(Collected data)
====================

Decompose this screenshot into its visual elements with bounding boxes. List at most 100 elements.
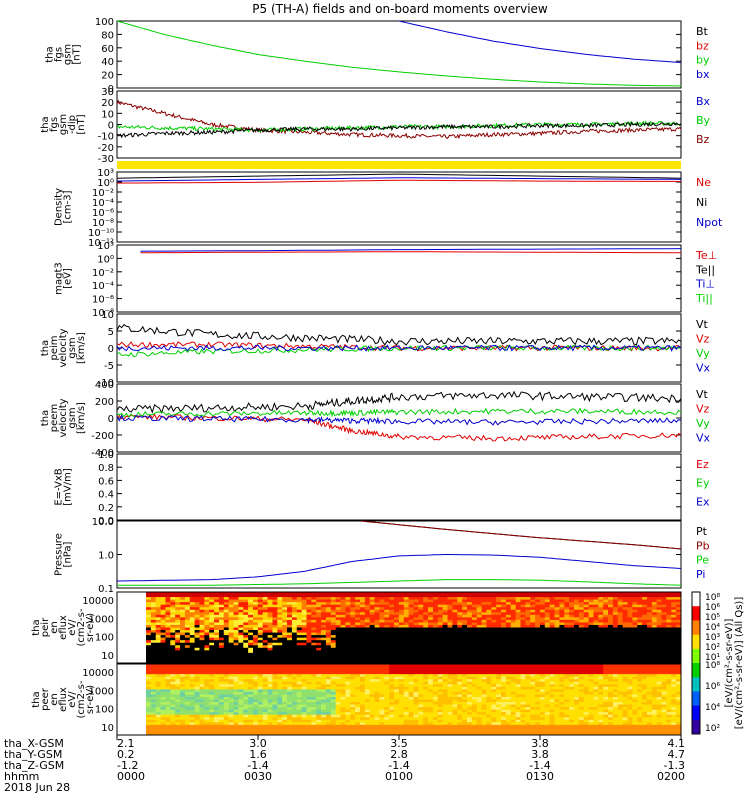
- heatmap-cell: [262, 666, 268, 670]
- heatmap-cell: [423, 689, 429, 693]
- heatmap-cell: [418, 592, 424, 595]
- heatmap-cell: [204, 635, 210, 639]
- heatmap-cell: [175, 681, 181, 685]
- heatmap-cell: [325, 647, 332, 651]
- ylabel-peer-eflux: peer: [40, 687, 51, 711]
- heatmap-cell: [180, 679, 186, 683]
- heatmap-cell: [428, 729, 434, 733]
- heatmap-cell: [569, 614, 575, 618]
- heatmap-cell: [155, 657, 161, 661]
- heatmap-cell: [253, 650, 259, 654]
- heatmap-cell: [306, 732, 312, 736]
- heatmap-cell: [486, 647, 492, 651]
- heatmap-cell: [253, 689, 259, 693]
- heatmap-cell: [418, 594, 424, 598]
- heatmap-cell: [165, 617, 171, 621]
- heatmap-cell: [394, 669, 400, 673]
- heatmap-cell: [583, 617, 589, 621]
- heatmap-cell: [267, 602, 273, 606]
- heatmap-cell: [442, 592, 448, 595]
- heatmap-cell: [471, 660, 478, 664]
- heatmap-cell: [345, 602, 351, 606]
- heatmap-cell: [287, 614, 293, 618]
- heatmap-cell: [282, 689, 288, 693]
- heatmap-cell: [389, 707, 395, 711]
- heatmap-cell: [253, 691, 259, 695]
- heatmap-cell: [199, 702, 205, 705]
- heatmap-cell: [413, 669, 419, 673]
- heatmap-cell: [413, 604, 419, 608]
- heatmap-cell: [180, 714, 186, 718]
- heatmap-cell: [515, 597, 521, 601]
- heatmap-cell: [150, 712, 157, 716]
- heatmap-cell: [214, 609, 220, 613]
- heatmap-cell: [360, 686, 366, 690]
- heatmap-cell: [369, 660, 375, 664]
- heatmap-cell: [262, 647, 268, 651]
- heatmap-cell: [569, 655, 575, 659]
- heatmap-cell: [442, 652, 448, 656]
- heatmap-cell: [218, 689, 225, 693]
- heatmap-cell: [418, 699, 424, 703]
- heatmap-cell: [170, 704, 176, 708]
- heatmap-cell: [389, 732, 395, 736]
- heatmap-cell: [257, 619, 264, 623]
- heatmap-cell: [496, 655, 502, 659]
- heatmap-cell: [257, 674, 264, 678]
- heatmap-cell: [666, 604, 672, 608]
- heatmap-cell: [170, 689, 176, 693]
- heatmap-cell: [277, 724, 283, 728]
- heatmap-cell: [374, 694, 380, 698]
- heatmap-cell: [632, 642, 638, 646]
- heatmap-cell: [632, 607, 638, 611]
- heatmap-cell: [530, 652, 536, 656]
- heatmap-cell: [311, 686, 317, 690]
- heatmap-cell: [486, 607, 492, 611]
- heatmap-cell: [632, 599, 638, 603]
- heatmap-cell: [165, 714, 171, 718]
- ylabel-fgs-mag: [nT]: [72, 44, 83, 64]
- heatmap-cell: [457, 640, 463, 644]
- heatmap-cell: [364, 722, 371, 726]
- heatmap-cell: [583, 592, 589, 595]
- heatmap-cell: [515, 607, 521, 611]
- heatmap-cell: [160, 627, 166, 631]
- heatmap-cell: [574, 594, 580, 598]
- heatmap-cell: [175, 729, 181, 733]
- heatmap-cell: [155, 722, 161, 726]
- heatmap-cell: [218, 619, 225, 623]
- heatmap-cell: [622, 657, 628, 661]
- ytick-label: 10000: [82, 596, 114, 607]
- heatmap-cell: [335, 660, 341, 664]
- heatmap-cell: [296, 592, 303, 595]
- heatmap-cell: [306, 630, 312, 633]
- heatmap-cell: [238, 724, 244, 728]
- heatmap-cell: [447, 637, 453, 641]
- heatmap-cell: [253, 712, 259, 716]
- heatmap-cell: [316, 689, 322, 693]
- heatmap-cell: [194, 709, 200, 713]
- heatmap-cell: [165, 619, 171, 623]
- heatmap-cell: [491, 632, 497, 636]
- heatmap-cell: [369, 709, 375, 713]
- heatmap-cell: [355, 614, 361, 618]
- heatmap-cell: [569, 647, 575, 651]
- heatmap-cell: [583, 652, 589, 656]
- heatmap-cell: [228, 689, 234, 693]
- heatmap-cell: [248, 729, 254, 733]
- heatmap-cell: [170, 609, 176, 613]
- heatmap-cell: [525, 645, 531, 649]
- heatmap-cell: [535, 630, 541, 633]
- ytick-label: 0.2: [98, 503, 114, 514]
- heatmap-cell: [262, 622, 268, 626]
- heatmap-cell: [262, 637, 268, 641]
- heatmap-cell: [223, 671, 230, 675]
- heatmap-cell: [666, 614, 672, 618]
- heatmap-cell: [374, 676, 380, 680]
- ylabel-peim-velocity: peim: [49, 335, 60, 360]
- heatmap-cell: [384, 624, 390, 628]
- heatmap-cell: [593, 617, 599, 621]
- heatmap-cell: [194, 674, 200, 678]
- heatmap-cell: [374, 717, 380, 721]
- heatmap-cell: [564, 637, 570, 641]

====================

▶ _WHAT IS EXPECTED_: Reproduce verbatim the lines in the records that start with the line containing "- heatmap-cell: [262, 666, 268, 670]" and end with the line containing "- heatmap-cell: [569, 614, 575, 618]", including both of those lines.

▶ _RESULT OF THE EXERCISE_:
- heatmap-cell: [262, 666, 268, 670]
- heatmap-cell: [423, 689, 429, 693]
- heatmap-cell: [418, 592, 424, 595]
- heatmap-cell: [204, 635, 210, 639]
- heatmap-cell: [175, 681, 181, 685]
- heatmap-cell: [325, 647, 332, 651]
- ylabel-peer-eflux: peer: [40, 687, 51, 711]
- heatmap-cell: [180, 679, 186, 683]
- heatmap-cell: [428, 729, 434, 733]
- heatmap-cell: [569, 614, 575, 618]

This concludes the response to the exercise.